*Written task:* Write out every line below that includes the word "this".

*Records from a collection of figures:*
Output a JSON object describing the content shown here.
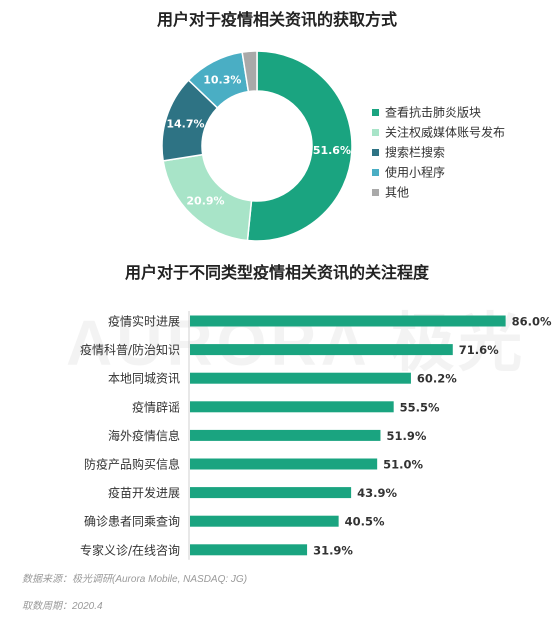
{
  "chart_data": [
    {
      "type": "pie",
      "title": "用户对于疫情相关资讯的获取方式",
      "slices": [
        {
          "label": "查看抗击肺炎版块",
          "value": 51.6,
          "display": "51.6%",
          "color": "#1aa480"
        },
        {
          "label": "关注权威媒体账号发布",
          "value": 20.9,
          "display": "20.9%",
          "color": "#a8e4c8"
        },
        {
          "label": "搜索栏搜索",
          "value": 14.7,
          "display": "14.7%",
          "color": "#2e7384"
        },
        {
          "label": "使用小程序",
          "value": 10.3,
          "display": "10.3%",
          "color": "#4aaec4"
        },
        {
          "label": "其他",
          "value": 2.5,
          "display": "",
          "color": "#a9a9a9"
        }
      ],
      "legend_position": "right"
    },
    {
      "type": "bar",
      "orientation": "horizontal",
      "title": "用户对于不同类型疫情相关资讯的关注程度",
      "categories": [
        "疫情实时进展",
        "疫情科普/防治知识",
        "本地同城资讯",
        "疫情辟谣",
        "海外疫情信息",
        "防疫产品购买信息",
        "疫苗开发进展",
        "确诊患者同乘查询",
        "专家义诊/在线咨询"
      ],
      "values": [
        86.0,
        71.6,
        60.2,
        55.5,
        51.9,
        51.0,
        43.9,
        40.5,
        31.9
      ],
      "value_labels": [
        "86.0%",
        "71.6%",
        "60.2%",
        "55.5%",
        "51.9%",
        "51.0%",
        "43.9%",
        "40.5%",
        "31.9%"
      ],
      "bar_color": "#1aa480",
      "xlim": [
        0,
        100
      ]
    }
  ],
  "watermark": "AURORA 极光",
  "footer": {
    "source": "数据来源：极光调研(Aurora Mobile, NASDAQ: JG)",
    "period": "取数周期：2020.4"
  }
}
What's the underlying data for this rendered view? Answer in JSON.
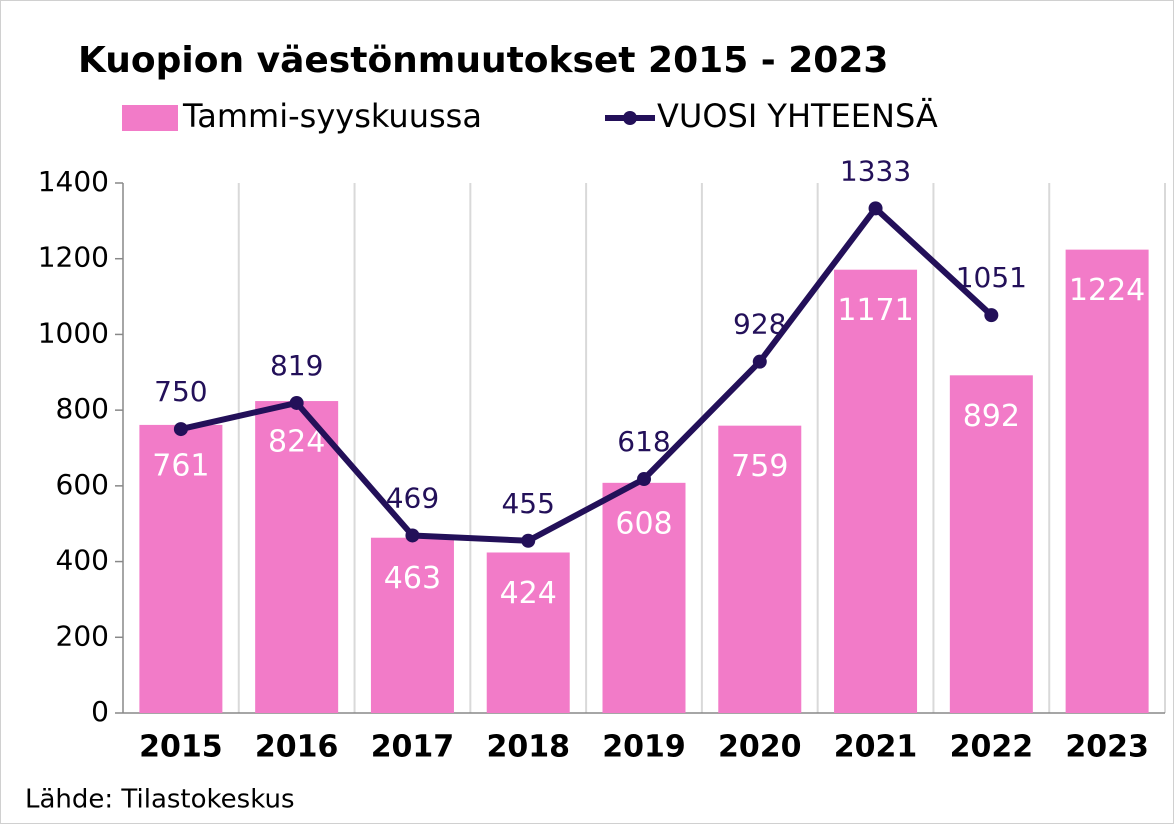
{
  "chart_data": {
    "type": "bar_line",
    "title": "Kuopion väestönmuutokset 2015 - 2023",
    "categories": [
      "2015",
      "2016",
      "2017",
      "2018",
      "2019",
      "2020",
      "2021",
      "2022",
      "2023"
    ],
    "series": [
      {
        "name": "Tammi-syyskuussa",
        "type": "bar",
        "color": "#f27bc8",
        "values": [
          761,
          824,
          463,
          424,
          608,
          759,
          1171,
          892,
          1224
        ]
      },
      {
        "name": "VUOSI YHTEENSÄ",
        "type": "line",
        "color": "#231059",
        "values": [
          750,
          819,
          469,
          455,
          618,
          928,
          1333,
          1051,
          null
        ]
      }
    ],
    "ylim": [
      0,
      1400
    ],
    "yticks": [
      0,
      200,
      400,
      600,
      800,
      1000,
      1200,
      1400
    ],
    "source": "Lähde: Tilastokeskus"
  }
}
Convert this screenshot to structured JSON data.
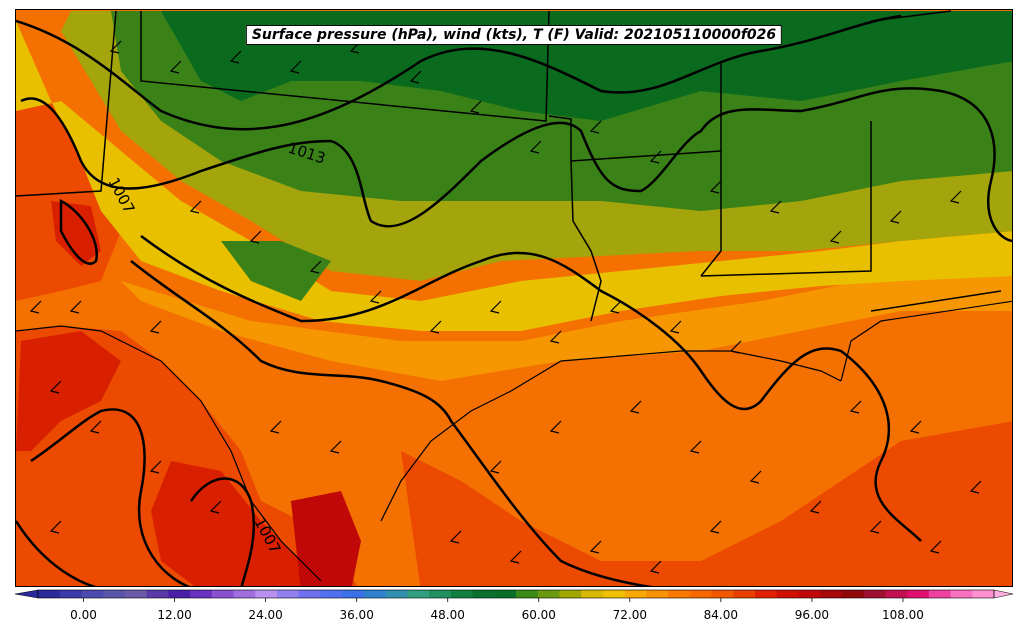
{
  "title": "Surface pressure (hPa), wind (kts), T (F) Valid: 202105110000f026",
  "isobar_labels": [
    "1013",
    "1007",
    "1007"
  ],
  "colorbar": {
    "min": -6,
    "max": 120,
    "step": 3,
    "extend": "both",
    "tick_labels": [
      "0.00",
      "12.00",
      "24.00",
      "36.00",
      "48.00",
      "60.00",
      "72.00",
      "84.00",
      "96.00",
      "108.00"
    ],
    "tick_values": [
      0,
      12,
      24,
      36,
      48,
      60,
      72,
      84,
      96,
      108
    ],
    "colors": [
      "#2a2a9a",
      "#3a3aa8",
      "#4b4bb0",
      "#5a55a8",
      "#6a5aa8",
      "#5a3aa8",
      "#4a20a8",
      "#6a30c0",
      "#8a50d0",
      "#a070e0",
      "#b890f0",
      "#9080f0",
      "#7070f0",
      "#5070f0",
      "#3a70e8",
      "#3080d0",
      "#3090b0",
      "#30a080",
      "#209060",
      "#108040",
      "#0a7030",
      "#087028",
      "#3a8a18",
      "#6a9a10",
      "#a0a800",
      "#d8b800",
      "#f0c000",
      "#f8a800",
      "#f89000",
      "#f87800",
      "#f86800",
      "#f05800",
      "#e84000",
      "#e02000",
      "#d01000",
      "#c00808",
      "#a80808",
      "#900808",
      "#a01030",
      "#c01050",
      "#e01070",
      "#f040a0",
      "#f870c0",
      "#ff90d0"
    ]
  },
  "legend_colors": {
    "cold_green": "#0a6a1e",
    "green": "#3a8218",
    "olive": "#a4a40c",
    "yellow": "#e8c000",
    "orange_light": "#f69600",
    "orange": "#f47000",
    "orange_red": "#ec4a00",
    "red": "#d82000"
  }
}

*Solved problem:*
What's the underlying data for this rendered view? Answer in JSON.
Convert this screenshot to structured JSON data.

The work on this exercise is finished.